* begin Given records *
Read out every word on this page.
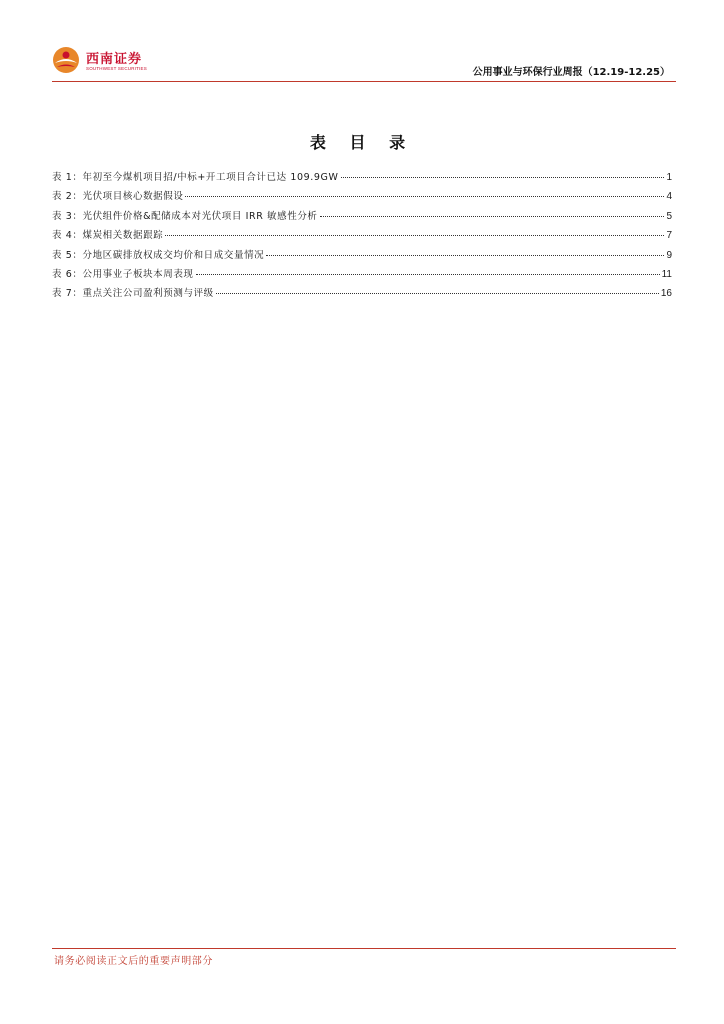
西南证券
SOUTHWEST SECURITIES	公用事业与环保行业周报（12.19-12.25）
表 目 录
表 1： 年初至今煤机项目招/中标+开工项目合计已达 109.9GW	1
表 2： 光伏项目核心数据假设	4
表 3： 光伏组件价格&配储成本对光伏项目 IRR 敏感性分析	5
表 4： 煤炭相关数据跟踪	7
表 5： 分地区碳排放权成交均价和日成交量情况	9
表 6： 公用事业子板块本周表现	11
表 7： 重点关注公司盈利预测与评级	16
请务必阅读正文后的重要声明部分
* end Given records *
Task brief >>
Transcribe all the lines above exactly, apart from the pictures.

Task result >>
Read out every word on this page.
西南证券
SOUTHWEST SECURITIES	公用事业与环保行业周报（12.19-12.25）
表 目 录
表 1： 年初至今煤机项目招/中标+开工项目合计已达 109.9GW	1
表 2： 光伏项目核心数据假设	4
表 3： 光伏组件价格&配储成本对光伏项目 IRR 敏感性分析	5
表 4： 煤炭相关数据跟踪	7
表 5： 分地区碳排放权成交均价和日成交量情况	9
表 6： 公用事业子板块本周表现	11
表 7： 重点关注公司盈利预测与评级	16
请务必阅读正文后的重要声明部分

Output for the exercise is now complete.